▸ EXERCISE AIM
Return the listing word for word, as given.

▸ PROVIDED ENTRIES
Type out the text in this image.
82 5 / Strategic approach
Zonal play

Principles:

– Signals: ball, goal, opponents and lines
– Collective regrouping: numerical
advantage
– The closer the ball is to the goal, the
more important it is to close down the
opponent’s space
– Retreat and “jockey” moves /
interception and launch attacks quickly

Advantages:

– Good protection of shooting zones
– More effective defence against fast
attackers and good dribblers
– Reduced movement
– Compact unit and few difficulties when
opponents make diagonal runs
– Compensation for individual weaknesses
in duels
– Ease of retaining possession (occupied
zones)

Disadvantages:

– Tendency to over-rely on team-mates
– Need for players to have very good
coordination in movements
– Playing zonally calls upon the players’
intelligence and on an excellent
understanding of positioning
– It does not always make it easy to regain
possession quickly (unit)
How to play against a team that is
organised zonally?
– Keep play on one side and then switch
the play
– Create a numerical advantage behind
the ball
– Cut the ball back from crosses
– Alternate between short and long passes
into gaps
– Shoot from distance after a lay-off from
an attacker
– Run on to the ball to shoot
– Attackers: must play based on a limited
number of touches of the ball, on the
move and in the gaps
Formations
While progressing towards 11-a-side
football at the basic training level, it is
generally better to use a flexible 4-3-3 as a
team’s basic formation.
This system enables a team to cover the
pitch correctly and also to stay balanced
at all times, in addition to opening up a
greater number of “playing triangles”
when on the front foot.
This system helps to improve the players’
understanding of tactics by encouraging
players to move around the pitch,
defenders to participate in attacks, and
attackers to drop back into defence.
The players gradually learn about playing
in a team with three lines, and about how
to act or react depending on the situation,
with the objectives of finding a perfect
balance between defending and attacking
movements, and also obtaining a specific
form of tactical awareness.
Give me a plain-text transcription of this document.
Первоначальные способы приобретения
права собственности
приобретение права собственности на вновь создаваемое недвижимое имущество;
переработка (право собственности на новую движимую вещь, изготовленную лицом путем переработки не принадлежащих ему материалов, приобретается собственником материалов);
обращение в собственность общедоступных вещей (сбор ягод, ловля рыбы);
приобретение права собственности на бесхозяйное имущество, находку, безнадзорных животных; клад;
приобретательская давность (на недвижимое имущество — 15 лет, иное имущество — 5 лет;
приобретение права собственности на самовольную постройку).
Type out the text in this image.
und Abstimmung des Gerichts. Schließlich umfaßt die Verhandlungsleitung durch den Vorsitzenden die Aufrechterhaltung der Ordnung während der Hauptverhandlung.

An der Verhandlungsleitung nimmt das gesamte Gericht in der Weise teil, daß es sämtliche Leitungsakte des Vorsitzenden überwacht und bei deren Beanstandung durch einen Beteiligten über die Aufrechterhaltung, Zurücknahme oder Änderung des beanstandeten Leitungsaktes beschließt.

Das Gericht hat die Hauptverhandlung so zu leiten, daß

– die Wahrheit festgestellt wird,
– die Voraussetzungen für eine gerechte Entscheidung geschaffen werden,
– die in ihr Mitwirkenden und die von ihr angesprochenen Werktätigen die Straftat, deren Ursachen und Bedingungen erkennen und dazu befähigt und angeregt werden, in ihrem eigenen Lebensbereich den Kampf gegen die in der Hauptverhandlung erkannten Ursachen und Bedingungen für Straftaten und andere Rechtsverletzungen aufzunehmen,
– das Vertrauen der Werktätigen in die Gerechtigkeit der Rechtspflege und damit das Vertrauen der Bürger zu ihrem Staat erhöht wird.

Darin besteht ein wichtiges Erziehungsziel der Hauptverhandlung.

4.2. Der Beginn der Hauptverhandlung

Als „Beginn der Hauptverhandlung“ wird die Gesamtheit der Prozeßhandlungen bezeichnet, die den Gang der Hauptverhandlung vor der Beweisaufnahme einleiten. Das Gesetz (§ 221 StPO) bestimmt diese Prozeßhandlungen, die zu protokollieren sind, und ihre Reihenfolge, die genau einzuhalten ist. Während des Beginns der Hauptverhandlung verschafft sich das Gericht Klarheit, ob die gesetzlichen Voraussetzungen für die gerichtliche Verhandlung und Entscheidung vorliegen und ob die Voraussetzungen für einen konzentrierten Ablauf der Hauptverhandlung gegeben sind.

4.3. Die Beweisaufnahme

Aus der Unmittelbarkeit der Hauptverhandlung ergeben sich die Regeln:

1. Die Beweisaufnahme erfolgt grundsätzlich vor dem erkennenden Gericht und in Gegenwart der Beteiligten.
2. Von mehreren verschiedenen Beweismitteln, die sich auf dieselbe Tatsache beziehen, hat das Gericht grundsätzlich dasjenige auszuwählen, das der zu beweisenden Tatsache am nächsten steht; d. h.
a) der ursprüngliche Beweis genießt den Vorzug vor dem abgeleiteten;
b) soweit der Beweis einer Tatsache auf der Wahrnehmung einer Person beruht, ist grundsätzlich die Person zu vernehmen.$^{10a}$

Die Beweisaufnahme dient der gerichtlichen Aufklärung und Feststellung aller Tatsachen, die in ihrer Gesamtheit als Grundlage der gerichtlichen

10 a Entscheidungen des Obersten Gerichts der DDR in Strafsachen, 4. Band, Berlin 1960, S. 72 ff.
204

▸ EXERCISE RESULT
Type out the text in this image.
82 5 / Strategic approach
Zonal play

Principles:

– Signals: ball, goal, opponents and lines
– Collective regrouping: numerical
advantage
– The closer the ball is to the goal, the
more important it is to close down the
opponent’s space
– Retreat and “jockey” moves /
interception and launch attacks quickly

Advantages:

– Good protection of shooting zones
– More effective defence against fast
attackers and good dribblers
– Reduced movement
– Compact unit and few difficulties when
opponents make diagonal runs
– Compensation for individual weaknesses
in duels
– Ease of retaining possession (occupied
zones)

Disadvantages:

– Tendency to over-rely on team-mates
– Need for players to have very good
coordination in movements
– Playing zonally calls upon the players’
intelligence and on an excellent
understanding of positioning
– It does not always make it easy to regain
possession quickly (unit)
How to play against a team that is
organised zonally?
– Keep play on one side and then switch
the play
– Create a numerical advantage behind
the ball
– Cut the ball back from crosses
– Alternate between short and long passes
into gaps
– Shoot from distance after a lay-off from
an attacker
– Run on to the ball to shoot
– Attackers: must play based on a limited
number of touches of the ball, on the
move and in the gaps
Formations
While progressing towards 11-a-side
football at the basic training level, it is
generally better to use a flexible 4-3-3 as a
team’s basic formation.
This system enables a team to cover the
pitch correctly and also to stay balanced
at all times, in addition to opening up a
greater number of “playing triangles”
when on the front foot.
This system helps to improve the players’
understanding of tactics by encouraging
players to move around the pitch,
defenders to participate in attacks, and
attackers to drop back into defence.
The players gradually learn about playing
in a team with three lines, and about how
to act or react depending on the situation,
with the objectives of finding a perfect
balance between defending and attacking
movements, and also obtaining a specific
form of tactical awareness.
Give me a plain-text transcription of this document.
Первоначальные способы приобретения
права собственности
приобретение права собственности на вновь создаваемое недвижимое имущество;
переработка (право собственности на новую движимую вещь, изготовленную лицом путем переработки не принадлежащих ему материалов, приобретается собственником материалов);
обращение в собственность общедоступных вещей (сбор ягод, ловля рыбы);
приобретение права собственности на бесхозяйное имущество, находку, безнадзорных животных; клад;
приобретательская давность (на недвижимое имущество — 15 лет, иное имущество — 5 лет;
приобретение права собственности на самовольную постройку).
Type out the text in this image.
und Abstimmung des Gerichts. Schließlich umfaßt die Verhandlungsleitung durch den Vorsitzenden die Aufrechterhaltung der Ordnung während der Hauptverhandlung.

An der Verhandlungsleitung nimmt das gesamte Gericht in der Weise teil, daß es sämtliche Leitungsakte des Vorsitzenden überwacht und bei deren Beanstandung durch einen Beteiligten über die Aufrechterhaltung, Zurücknahme oder Änderung des beanstandeten Leitungsaktes beschließt.

Das Gericht hat die Hauptverhandlung so zu leiten, daß

– die Wahrheit festgestellt wird,
– die Voraussetzungen für eine gerechte Entscheidung geschaffen werden,
– die in ihr Mitwirkenden und die von ihr angesprochenen Werktätigen die Straftat, deren Ursachen und Bedingungen erkennen und dazu befähigt und angeregt werden, in ihrem eigenen Lebensbereich den Kampf gegen die in der Hauptverhandlung erkannten Ursachen und Bedingungen für Straftaten und andere Rechtsverletzungen aufzunehmen,
– das Vertrauen der Werktätigen in die Gerechtigkeit der Rechtspflege und damit das Vertrauen der Bürger zu ihrem Staat erhöht wird.

Darin besteht ein wichtiges Erziehungsziel der Hauptverhandlung.

4.2. Der Beginn der Hauptverhandlung

Als „Beginn der Hauptverhandlung“ wird die Gesamtheit der Prozeßhandlungen bezeichnet, die den Gang der Hauptverhandlung vor der Beweisaufnahme einleiten. Das Gesetz (§ 221 StPO) bestimmt diese Prozeßhandlungen, die zu protokollieren sind, und ihre Reihenfolge, die genau einzuhalten ist. Während des Beginns der Hauptverhandlung verschafft sich das Gericht Klarheit, ob die gesetzlichen Voraussetzungen für die gerichtliche Verhandlung und Entscheidung vorliegen und ob die Voraussetzungen für einen konzentrierten Ablauf der Hauptverhandlung gegeben sind.

4.3. Die Beweisaufnahme

Aus der Unmittelbarkeit der Hauptverhandlung ergeben sich die Regeln:

1. Die Beweisaufnahme erfolgt grundsätzlich vor dem erkennenden Gericht und in Gegenwart der Beteiligten.
2. Von mehreren verschiedenen Beweismitteln, die sich auf dieselbe Tatsache beziehen, hat das Gericht grundsätzlich dasjenige auszuwählen, das der zu beweisenden Tatsache am nächsten steht; d. h.
a) der ursprüngliche Beweis genießt den Vorzug vor dem abgeleiteten;
b) soweit der Beweis einer Tatsache auf der Wahrnehmung einer Person beruht, ist grundsätzlich die Person zu vernehmen.$^{10a}$

Die Beweisaufnahme dient der gerichtlichen Aufklärung und Feststellung aller Tatsachen, die in ihrer Gesamtheit als Grundlage der gerichtlichen

10 a Entscheidungen des Obersten Gerichts der DDR in Strafsachen, 4. Band, Berlin 1960, S. 72 ff.
204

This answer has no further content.